What you should do
Reproduce all of the data that follows, character for character.
━━━━━━━━━━━━━━━━
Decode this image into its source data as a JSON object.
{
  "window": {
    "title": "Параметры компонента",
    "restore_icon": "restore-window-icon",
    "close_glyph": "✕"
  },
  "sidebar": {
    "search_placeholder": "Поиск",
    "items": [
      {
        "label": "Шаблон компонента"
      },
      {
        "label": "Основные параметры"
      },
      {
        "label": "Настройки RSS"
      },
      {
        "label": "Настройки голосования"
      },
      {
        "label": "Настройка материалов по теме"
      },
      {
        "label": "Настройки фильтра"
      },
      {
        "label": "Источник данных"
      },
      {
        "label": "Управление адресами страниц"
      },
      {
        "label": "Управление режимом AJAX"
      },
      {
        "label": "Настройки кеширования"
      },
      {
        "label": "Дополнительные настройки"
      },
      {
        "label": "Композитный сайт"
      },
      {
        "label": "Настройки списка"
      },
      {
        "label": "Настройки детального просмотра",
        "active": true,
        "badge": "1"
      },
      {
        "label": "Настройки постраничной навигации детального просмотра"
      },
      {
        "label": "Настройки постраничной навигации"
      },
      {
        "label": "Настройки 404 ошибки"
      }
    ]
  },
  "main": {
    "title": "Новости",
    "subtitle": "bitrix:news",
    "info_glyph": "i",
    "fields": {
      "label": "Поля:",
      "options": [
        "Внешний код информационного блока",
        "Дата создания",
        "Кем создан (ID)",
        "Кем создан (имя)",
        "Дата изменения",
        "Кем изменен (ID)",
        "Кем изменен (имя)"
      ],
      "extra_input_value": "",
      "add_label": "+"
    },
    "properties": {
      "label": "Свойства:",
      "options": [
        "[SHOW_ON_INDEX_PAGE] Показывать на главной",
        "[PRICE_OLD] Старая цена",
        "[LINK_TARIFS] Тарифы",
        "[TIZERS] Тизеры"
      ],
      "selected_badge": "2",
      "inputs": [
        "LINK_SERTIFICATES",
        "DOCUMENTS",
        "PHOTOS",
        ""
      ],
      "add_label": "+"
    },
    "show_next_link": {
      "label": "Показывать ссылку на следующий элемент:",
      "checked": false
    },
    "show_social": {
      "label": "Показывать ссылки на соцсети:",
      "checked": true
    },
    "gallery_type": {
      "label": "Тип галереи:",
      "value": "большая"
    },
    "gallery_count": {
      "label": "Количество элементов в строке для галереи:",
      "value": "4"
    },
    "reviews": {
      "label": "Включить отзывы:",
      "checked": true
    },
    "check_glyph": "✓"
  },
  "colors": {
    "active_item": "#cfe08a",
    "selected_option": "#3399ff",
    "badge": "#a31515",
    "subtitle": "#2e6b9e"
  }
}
━━━━━━━━━━━━━━━━
Full response
Decode this image into its source data as a JSON object.
{
  "window": {
    "title": "Параметры компонента",
    "restore_icon": "restore-window-icon",
    "close_glyph": "✕"
  },
  "sidebar": {
    "search_placeholder": "Поиск",
    "items": [
      {
        "label": "Шаблон компонента"
      },
      {
        "label": "Основные параметры"
      },
      {
        "label": "Настройки RSS"
      },
      {
        "label": "Настройки голосования"
      },
      {
        "label": "Настройка материалов по теме"
      },
      {
        "label": "Настройки фильтра"
      },
      {
        "label": "Источник данных"
      },
      {
        "label": "Управление адресами страниц"
      },
      {
        "label": "Управление режимом AJAX"
      },
      {
        "label": "Настройки кеширования"
      },
      {
        "label": "Дополнительные настройки"
      },
      {
        "label": "Композитный сайт"
      },
      {
        "label": "Настройки списка"
      },
      {
        "label": "Настройки детального просмотра",
        "active": true,
        "badge": "1"
      },
      {
        "label": "Настройки постраничной навигации детального просмотра"
      },
      {
        "label": "Настройки постраничной навигации"
      },
      {
        "label": "Настройки 404 ошибки"
      }
    ]
  },
  "main": {
    "title": "Новости",
    "subtitle": "bitrix:news",
    "info_glyph": "i",
    "fields": {
      "label": "Поля:",
      "options": [
        "Внешний код информационного блока",
        "Дата создания",
        "Кем создан (ID)",
        "Кем создан (имя)",
        "Дата изменения",
        "Кем изменен (ID)",
        "Кем изменен (имя)"
      ],
      "extra_input_value": "",
      "add_label": "+"
    },
    "properties": {
      "label": "Свойства:",
      "options": [
        "[SHOW_ON_INDEX_PAGE] Показывать на главной",
        "[PRICE_OLD] Старая цена",
        "[LINK_TARIFS] Тарифы",
        "[TIZERS] Тизеры"
      ],
      "selected_badge": "2",
      "inputs": [
        "LINK_SERTIFICATES",
        "DOCUMENTS",
        "PHOTOS",
        ""
      ],
      "add_label": "+"
    },
    "show_next_link": {
      "label": "Показывать ссылку на следующий элемент:",
      "checked": false
    },
    "show_social": {
      "label": "Показывать ссылки на соцсети:",
      "checked": true
    },
    "gallery_type": {
      "label": "Тип галереи:",
      "value": "большая"
    },
    "gallery_count": {
      "label": "Количество элементов в строке для галереи:",
      "value": "4"
    },
    "reviews": {
      "label": "Включить отзывы:",
      "checked": true
    },
    "check_glyph": "✓"
  },
  "colors": {
    "active_item": "#cfe08a",
    "selected_option": "#3399ff",
    "badge": "#a31515",
    "subtitle": "#2e6b9e"
  }
}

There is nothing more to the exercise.